Instructions to follow
In the copy, include every entry exactly but none of the images.

— start —

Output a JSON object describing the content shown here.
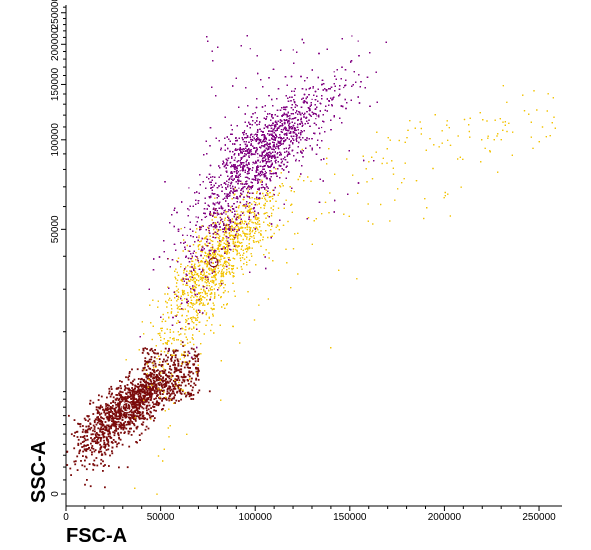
{
  "chart_data": {
    "type": "scatter",
    "title": "",
    "xlabel": "FSC-A",
    "ylabel": "SSC-A",
    "xlim": [
      0,
      262144
    ],
    "ylim": [
      0,
      262144
    ],
    "y_scale": "biexponential",
    "x_scale": "linear",
    "grid": false,
    "legend": "none",
    "x_ticks": [
      0,
      50000,
      100000,
      150000,
      200000,
      250000
    ],
    "x_tick_labels": [
      "0",
      "50000",
      "100000",
      "150000",
      "200000",
      "250000"
    ],
    "y_ticks": [
      0,
      50000,
      100000,
      150000,
      200000,
      250000
    ],
    "y_tick_labels": [
      "0",
      "50000",
      "100000",
      "150000",
      "200000",
      "250000"
    ],
    "series": [
      {
        "color": "#7a0a0a",
        "marker_color": "#ffffff",
        "centroid": [
          32000,
          8000
        ],
        "spread": [
          13000,
          3000
        ],
        "count": 1500,
        "values": [
          [
            15000,
            5000
          ],
          [
            22000,
            7000
          ],
          [
            32000,
            8000
          ],
          [
            45000,
            10000
          ],
          [
            55000,
            13000
          ],
          [
            62000,
            12000
          ]
        ]
      },
      {
        "color": "#f2c200",
        "marker_color": "#7a0a0a",
        "centroid": [
          78000,
          38000
        ],
        "spread": [
          14000,
          14000
        ],
        "count": 4500,
        "values": [
          [
            55000,
            18000
          ],
          [
            65000,
            25000
          ],
          [
            78000,
            38000
          ],
          [
            88000,
            48000
          ],
          [
            120000,
            45000
          ],
          [
            180000,
            80000
          ],
          [
            240000,
            120000
          ]
        ]
      },
      {
        "color": "#800080",
        "marker_color": "#ffffff",
        "centroid": [
          100000,
          86000
        ],
        "spread": [
          20000,
          25000
        ],
        "count": 11000,
        "values": [
          [
            70000,
            55000
          ],
          [
            85000,
            70000
          ],
          [
            100000,
            86000
          ],
          [
            115000,
            110000
          ],
          [
            130000,
            150000
          ],
          [
            140000,
            220000
          ]
        ]
      }
    ]
  }
}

— end —

Result of the task
Output a JSON object describing the content shown here.
{
  "chart_data": {
    "type": "scatter",
    "title": "",
    "xlabel": "FSC-A",
    "ylabel": "SSC-A",
    "xlim": [
      0,
      262144
    ],
    "ylim": [
      0,
      262144
    ],
    "y_scale": "biexponential",
    "x_scale": "linear",
    "grid": false,
    "legend": "none",
    "x_ticks": [
      0,
      50000,
      100000,
      150000,
      200000,
      250000
    ],
    "x_tick_labels": [
      "0",
      "50000",
      "100000",
      "150000",
      "200000",
      "250000"
    ],
    "y_ticks": [
      0,
      50000,
      100000,
      150000,
      200000,
      250000
    ],
    "y_tick_labels": [
      "0",
      "50000",
      "100000",
      "150000",
      "200000",
      "250000"
    ],
    "series": [
      {
        "color": "#7a0a0a",
        "marker_color": "#ffffff",
        "centroid": [
          32000,
          8000
        ],
        "spread": [
          13000,
          3000
        ],
        "count": 1500,
        "values": [
          [
            15000,
            5000
          ],
          [
            22000,
            7000
          ],
          [
            32000,
            8000
          ],
          [
            45000,
            10000
          ],
          [
            55000,
            13000
          ],
          [
            62000,
            12000
          ]
        ]
      },
      {
        "color": "#f2c200",
        "marker_color": "#7a0a0a",
        "centroid": [
          78000,
          38000
        ],
        "spread": [
          14000,
          14000
        ],
        "count": 4500,
        "values": [
          [
            55000,
            18000
          ],
          [
            65000,
            25000
          ],
          [
            78000,
            38000
          ],
          [
            88000,
            48000
          ],
          [
            120000,
            45000
          ],
          [
            180000,
            80000
          ],
          [
            240000,
            120000
          ]
        ]
      },
      {
        "color": "#800080",
        "marker_color": "#ffffff",
        "centroid": [
          100000,
          86000
        ],
        "spread": [
          20000,
          25000
        ],
        "count": 11000,
        "values": [
          [
            70000,
            55000
          ],
          [
            85000,
            70000
          ],
          [
            100000,
            86000
          ],
          [
            115000,
            110000
          ],
          [
            130000,
            150000
          ],
          [
            140000,
            220000
          ]
        ]
      }
    ]
  }
}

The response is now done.